## EXERCISE DESCRIPTION
Where does the string "Previsão" appear? Copy every line of the entries below that holds it.

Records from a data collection
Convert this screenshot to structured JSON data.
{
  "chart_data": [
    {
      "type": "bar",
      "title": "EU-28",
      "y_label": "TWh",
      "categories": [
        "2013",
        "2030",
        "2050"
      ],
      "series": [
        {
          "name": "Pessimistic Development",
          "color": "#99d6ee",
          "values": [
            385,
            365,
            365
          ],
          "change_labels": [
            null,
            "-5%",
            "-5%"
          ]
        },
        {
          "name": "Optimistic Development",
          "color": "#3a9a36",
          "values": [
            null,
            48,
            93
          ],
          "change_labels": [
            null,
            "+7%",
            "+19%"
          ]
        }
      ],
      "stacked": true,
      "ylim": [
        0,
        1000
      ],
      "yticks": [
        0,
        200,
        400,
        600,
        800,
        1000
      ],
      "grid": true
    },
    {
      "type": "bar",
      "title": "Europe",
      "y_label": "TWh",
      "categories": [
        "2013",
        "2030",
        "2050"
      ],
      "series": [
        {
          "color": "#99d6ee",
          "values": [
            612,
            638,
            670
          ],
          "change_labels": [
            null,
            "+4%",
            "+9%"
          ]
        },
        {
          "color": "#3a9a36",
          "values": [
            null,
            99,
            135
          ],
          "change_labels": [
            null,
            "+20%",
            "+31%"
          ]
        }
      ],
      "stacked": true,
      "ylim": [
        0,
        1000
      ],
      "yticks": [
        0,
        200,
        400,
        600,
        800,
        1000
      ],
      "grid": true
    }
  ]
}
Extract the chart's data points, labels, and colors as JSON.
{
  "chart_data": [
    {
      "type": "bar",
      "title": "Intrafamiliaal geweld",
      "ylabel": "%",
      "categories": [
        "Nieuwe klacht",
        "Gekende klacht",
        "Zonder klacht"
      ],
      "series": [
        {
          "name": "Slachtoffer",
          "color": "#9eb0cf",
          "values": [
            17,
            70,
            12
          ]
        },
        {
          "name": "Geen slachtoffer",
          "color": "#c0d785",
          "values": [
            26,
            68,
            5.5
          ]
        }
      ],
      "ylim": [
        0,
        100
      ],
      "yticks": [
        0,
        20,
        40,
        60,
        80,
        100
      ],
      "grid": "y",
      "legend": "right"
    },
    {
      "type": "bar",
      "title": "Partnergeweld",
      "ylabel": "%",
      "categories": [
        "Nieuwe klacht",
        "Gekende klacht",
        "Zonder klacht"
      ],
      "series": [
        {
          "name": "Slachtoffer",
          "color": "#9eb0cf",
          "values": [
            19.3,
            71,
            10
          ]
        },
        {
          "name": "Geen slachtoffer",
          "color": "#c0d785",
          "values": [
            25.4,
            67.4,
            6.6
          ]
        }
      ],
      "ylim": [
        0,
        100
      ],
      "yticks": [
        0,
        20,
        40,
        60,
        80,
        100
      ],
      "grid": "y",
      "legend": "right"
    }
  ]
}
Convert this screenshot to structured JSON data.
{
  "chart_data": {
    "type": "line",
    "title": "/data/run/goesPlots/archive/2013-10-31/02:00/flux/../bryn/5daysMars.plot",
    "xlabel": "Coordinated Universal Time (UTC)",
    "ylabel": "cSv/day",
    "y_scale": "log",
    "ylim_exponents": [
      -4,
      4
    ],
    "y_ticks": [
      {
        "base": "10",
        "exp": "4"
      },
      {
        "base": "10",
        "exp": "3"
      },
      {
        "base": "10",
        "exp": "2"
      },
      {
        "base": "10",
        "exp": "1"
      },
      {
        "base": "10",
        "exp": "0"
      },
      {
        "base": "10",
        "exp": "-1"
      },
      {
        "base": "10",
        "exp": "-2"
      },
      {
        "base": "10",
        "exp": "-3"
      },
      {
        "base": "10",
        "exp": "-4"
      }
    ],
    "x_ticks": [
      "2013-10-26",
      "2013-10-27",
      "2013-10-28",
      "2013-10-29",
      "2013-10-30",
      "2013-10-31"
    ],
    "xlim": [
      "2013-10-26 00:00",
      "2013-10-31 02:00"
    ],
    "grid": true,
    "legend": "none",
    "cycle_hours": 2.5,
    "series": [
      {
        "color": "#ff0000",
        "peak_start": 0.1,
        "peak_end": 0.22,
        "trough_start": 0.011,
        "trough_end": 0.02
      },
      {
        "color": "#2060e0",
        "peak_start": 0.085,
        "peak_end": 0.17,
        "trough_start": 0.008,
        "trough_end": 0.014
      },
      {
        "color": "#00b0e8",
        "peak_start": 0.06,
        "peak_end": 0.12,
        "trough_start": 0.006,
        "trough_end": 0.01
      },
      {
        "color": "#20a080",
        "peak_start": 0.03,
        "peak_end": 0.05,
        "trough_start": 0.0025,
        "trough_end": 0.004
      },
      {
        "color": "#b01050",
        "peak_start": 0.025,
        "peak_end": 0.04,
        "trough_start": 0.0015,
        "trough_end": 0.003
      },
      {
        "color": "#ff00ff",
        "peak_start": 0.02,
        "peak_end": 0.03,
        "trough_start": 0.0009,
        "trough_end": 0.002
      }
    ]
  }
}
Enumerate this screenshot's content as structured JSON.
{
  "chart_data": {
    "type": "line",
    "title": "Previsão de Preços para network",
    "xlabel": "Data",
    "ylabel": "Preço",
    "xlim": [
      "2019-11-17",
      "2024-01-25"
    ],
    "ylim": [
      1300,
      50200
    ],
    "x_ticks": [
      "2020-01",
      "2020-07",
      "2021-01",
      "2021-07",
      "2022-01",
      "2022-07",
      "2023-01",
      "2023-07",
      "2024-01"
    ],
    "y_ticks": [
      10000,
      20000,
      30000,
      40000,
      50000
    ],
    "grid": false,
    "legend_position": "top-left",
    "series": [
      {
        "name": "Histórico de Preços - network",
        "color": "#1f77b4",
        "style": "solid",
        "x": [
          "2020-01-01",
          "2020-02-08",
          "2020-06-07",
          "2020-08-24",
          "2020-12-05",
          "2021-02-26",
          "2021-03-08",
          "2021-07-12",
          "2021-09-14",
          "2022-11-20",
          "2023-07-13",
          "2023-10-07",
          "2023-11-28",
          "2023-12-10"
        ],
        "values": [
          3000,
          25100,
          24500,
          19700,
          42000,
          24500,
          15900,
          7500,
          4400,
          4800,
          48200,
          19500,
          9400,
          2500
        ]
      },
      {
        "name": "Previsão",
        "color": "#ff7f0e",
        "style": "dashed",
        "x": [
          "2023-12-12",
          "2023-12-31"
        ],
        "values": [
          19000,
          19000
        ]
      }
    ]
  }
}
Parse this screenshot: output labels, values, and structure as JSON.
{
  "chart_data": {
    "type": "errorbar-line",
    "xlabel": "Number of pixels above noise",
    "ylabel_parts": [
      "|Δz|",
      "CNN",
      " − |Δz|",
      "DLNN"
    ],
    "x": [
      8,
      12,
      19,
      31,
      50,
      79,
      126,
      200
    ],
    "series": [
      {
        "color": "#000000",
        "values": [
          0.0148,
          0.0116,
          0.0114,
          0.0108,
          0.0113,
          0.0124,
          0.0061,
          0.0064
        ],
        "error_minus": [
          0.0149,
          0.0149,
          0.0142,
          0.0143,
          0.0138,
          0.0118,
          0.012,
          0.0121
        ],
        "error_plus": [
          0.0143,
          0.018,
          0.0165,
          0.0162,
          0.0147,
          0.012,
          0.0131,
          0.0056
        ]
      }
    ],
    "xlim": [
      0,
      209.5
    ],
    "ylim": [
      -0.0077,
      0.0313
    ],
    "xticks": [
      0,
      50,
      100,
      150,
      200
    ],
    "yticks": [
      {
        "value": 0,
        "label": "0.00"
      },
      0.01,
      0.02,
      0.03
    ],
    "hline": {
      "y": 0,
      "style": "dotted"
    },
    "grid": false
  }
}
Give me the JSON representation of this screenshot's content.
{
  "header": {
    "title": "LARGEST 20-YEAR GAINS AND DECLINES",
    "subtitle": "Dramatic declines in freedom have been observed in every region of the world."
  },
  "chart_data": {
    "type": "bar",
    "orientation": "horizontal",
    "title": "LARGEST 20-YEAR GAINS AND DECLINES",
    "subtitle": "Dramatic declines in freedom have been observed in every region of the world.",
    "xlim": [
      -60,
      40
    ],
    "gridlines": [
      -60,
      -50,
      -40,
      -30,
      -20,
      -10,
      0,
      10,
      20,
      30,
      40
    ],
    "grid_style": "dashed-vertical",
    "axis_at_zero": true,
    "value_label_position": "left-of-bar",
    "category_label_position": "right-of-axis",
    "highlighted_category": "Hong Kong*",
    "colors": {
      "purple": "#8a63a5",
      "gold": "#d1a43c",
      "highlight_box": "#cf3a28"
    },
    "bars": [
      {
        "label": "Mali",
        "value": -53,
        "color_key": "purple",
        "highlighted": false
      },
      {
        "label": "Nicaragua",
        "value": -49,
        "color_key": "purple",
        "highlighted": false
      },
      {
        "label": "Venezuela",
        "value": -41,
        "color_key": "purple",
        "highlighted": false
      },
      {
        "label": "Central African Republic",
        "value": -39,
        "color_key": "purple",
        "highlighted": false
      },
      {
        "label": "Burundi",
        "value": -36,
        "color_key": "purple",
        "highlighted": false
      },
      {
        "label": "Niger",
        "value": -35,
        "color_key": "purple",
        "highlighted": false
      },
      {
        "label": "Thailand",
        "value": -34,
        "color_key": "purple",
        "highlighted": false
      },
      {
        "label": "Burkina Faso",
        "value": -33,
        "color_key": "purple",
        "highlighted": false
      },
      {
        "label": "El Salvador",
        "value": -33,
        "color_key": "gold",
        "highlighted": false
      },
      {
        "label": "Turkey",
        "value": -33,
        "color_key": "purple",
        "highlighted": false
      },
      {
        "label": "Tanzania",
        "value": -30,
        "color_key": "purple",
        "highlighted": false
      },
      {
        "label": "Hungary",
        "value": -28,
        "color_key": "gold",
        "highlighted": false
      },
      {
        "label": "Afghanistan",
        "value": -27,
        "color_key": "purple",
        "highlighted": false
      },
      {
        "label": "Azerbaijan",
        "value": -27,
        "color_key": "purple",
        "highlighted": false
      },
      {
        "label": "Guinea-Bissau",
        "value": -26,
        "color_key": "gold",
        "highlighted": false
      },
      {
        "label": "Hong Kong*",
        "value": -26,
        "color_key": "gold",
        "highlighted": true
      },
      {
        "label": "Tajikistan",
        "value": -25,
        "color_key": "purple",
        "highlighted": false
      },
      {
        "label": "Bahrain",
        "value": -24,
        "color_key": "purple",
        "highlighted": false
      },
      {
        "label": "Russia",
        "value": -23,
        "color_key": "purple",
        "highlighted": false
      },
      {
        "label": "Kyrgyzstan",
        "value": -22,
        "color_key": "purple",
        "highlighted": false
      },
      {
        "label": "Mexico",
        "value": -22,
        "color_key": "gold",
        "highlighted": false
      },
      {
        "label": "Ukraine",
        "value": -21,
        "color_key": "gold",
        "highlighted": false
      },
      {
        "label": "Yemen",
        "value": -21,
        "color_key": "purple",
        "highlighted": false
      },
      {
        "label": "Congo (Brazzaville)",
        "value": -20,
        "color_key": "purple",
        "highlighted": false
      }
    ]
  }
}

## TASK ANSWER
    "title": "Previsão de Preços para network",
        "name": "Previsão",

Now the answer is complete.